Input for this task:
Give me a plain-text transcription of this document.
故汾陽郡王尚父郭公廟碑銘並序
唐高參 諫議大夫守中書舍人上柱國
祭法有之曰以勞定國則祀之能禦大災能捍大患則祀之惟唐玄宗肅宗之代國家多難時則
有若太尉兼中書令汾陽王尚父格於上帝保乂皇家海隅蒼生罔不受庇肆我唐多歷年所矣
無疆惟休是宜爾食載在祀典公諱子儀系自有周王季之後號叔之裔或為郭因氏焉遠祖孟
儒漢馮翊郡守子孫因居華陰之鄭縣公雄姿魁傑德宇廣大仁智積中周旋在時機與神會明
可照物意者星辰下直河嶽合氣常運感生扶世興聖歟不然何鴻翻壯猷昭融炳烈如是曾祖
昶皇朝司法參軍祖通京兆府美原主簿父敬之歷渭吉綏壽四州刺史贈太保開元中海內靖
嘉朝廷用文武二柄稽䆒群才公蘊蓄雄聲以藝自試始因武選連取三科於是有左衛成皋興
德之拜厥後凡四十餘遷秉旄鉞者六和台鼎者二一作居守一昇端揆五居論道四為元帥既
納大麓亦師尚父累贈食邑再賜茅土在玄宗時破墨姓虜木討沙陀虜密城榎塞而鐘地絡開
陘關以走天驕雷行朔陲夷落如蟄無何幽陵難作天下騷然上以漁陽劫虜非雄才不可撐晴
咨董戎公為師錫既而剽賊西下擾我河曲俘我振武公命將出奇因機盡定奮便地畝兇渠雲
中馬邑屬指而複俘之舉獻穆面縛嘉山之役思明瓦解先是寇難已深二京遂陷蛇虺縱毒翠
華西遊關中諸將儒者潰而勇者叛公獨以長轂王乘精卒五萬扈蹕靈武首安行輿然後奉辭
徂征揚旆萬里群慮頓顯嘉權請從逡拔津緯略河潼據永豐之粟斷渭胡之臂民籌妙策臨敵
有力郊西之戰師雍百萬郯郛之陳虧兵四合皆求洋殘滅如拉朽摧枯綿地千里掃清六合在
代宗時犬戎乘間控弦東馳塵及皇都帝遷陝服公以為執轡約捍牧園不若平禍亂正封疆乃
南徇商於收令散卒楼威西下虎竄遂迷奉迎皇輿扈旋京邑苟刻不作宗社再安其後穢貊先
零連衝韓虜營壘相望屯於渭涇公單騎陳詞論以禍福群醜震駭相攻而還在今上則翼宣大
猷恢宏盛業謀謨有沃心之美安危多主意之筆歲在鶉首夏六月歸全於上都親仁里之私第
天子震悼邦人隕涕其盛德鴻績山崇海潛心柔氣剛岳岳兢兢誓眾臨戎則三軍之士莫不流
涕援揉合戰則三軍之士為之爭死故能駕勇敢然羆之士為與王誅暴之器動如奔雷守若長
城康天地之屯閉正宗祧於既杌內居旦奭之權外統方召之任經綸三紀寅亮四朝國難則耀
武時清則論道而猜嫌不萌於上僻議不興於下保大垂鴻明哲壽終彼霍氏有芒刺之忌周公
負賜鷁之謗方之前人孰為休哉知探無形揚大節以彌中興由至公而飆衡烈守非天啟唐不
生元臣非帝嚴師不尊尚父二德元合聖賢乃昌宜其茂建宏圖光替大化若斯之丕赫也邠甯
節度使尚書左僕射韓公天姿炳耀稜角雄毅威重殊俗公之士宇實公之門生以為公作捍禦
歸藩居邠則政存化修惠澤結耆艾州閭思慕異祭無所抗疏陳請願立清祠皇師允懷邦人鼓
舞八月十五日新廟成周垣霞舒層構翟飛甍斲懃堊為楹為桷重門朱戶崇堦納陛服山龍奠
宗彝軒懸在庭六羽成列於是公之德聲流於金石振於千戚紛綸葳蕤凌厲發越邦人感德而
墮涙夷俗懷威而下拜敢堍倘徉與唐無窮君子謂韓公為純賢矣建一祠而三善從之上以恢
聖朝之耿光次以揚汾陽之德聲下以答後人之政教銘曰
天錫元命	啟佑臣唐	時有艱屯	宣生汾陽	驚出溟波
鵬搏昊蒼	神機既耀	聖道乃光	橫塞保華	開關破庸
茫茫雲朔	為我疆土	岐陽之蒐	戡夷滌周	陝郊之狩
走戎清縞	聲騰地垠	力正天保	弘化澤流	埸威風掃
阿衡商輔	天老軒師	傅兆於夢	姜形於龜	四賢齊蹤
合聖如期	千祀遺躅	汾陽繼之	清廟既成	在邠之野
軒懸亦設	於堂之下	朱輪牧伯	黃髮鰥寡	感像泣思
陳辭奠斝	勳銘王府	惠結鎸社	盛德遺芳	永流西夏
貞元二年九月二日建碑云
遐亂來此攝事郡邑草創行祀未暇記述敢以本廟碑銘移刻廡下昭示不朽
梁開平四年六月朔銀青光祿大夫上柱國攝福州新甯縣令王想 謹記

Set exercise:
Every entry needs to be retyped exactly.

Result of the task:
Give me a plain-text transcription of this document.
故汾陽郡王尚父郭公廟碑銘並序
唐高參 諫議大夫守中書舍人上柱國
祭法有之曰以勞定國則祀之能禦大災能捍大患則祀之惟唐玄宗肅宗之代國家多難時則
有若太尉兼中書令汾陽王尚父格於上帝保乂皇家海隅蒼生罔不受庇肆我唐多歷年所矣
無疆惟休是宜爾食載在祀典公諱子儀系自有周王季之後號叔之裔或為郭因氏焉遠祖孟
儒漢馮翊郡守子孫因居華陰之鄭縣公雄姿魁傑德宇廣大仁智積中周旋在時機與神會明
可照物意者星辰下直河嶽合氣常運感生扶世興聖歟不然何鴻翻壯猷昭融炳烈如是曾祖
昶皇朝司法參軍祖通京兆府美原主簿父敬之歷渭吉綏壽四州刺史贈太保開元中海內靖
嘉朝廷用文武二柄稽䆒群才公蘊蓄雄聲以藝自試始因武選連取三科於是有左衛成皋興
德之拜厥後凡四十餘遷秉旄鉞者六和台鼎者二一作居守一昇端揆五居論道四為元帥既
納大麓亦師尚父累贈食邑再賜茅土在玄宗時破墨姓虜木討沙陀虜密城榎塞而鐘地絡開
陘關以走天驕雷行朔陲夷落如蟄無何幽陵難作天下騷然上以漁陽劫虜非雄才不可撐晴
咨董戎公為師錫既而剽賊西下擾我河曲俘我振武公命將出奇因機盡定奮便地畝兇渠雲
中馬邑屬指而複俘之舉獻穆面縛嘉山之役思明瓦解先是寇難已深二京遂陷蛇虺縱毒翠
華西遊關中諸將儒者潰而勇者叛公獨以長轂王乘精卒五萬扈蹕靈武首安行輿然後奉辭
徂征揚旆萬里群慮頓顯嘉權請從逡拔津緯略河潼據永豐之粟斷渭胡之臂民籌妙策臨敵
有力郊西之戰師雍百萬郯郛之陳虧兵四合皆求洋殘滅如拉朽摧枯綿地千里掃清六合在
代宗時犬戎乘間控弦東馳塵及皇都帝遷陝服公以為執轡約捍牧園不若平禍亂正封疆乃
南徇商於收令散卒楼威西下虎竄遂迷奉迎皇輿扈旋京邑苟刻不作宗社再安其後穢貊先
零連衝韓虜營壘相望屯於渭涇公單騎陳詞論以禍福群醜震駭相攻而還在今上則翼宣大
猷恢宏盛業謀謨有沃心之美安危多主意之筆歲在鶉首夏六月歸全於上都親仁里之私第
天子震悼邦人隕涕其盛德鴻績山崇海潛心柔氣剛岳岳兢兢誓眾臨戎則三軍之士莫不流
涕援揉合戰則三軍之士為之爭死故能駕勇敢然羆之士為與王誅暴之器動如奔雷守若長
城康天地之屯閉正宗祧於既杌內居旦奭之權外統方召之任經綸三紀寅亮四朝國難則耀
武時清則論道而猜嫌不萌於上僻議不興於下保大垂鴻明哲壽終彼霍氏有芒刺之忌周公
負賜鷁之謗方之前人孰為休哉知探無形揚大節以彌中興由至公而飆衡烈守非天啟唐不
生元臣非帝嚴師不尊尚父二德元合聖賢乃昌宜其茂建宏圖光替大化若斯之丕赫也邠甯
節度使尚書左僕射韓公天姿炳耀稜角雄毅威重殊俗公之士宇實公之門生以為公作捍禦
歸藩居邠則政存化修惠澤結耆艾州閭思慕異祭無所抗疏陳請願立清祠皇師允懷邦人鼓
舞八月十五日新廟成周垣霞舒層構翟飛甍斲懃堊為楹為桷重門朱戶崇堦納陛服山龍奠
宗彝軒懸在庭六羽成列於是公之德聲流於金石振於千戚紛綸葳蕤凌厲發越邦人感德而
墮涙夷俗懷威而下拜敢堍倘徉與唐無窮君子謂韓公為純賢矣建一祠而三善從之上以恢
聖朝之耿光次以揚汾陽之德聲下以答後人之政教銘曰
天錫元命	啟佑臣唐	時有艱屯	宣生汾陽	驚出溟波
鵬搏昊蒼	神機既耀	聖道乃光	橫塞保華	開關破庸
茫茫雲朔	為我疆土	岐陽之蒐	戡夷滌周	陝郊之狩
走戎清縞	聲騰地垠	力正天保	弘化澤流	埸威風掃
阿衡商輔	天老軒師	傅兆於夢	姜形於龜	四賢齊蹤
合聖如期	千祀遺躅	汾陽繼之	清廟既成	在邠之野
軒懸亦設	於堂之下	朱輪牧伯	黃髮鰥寡	感像泣思
陳辭奠斝	勳銘王府	惠結鎸社	盛德遺芳	永流西夏
貞元二年九月二日建碑云
遐亂來此攝事郡邑草創行祀未暇記述敢以本廟碑銘移刻廡下昭示不朽
梁開平四年六月朔銀青光祿大夫上柱國攝福州新甯縣令王想 謹記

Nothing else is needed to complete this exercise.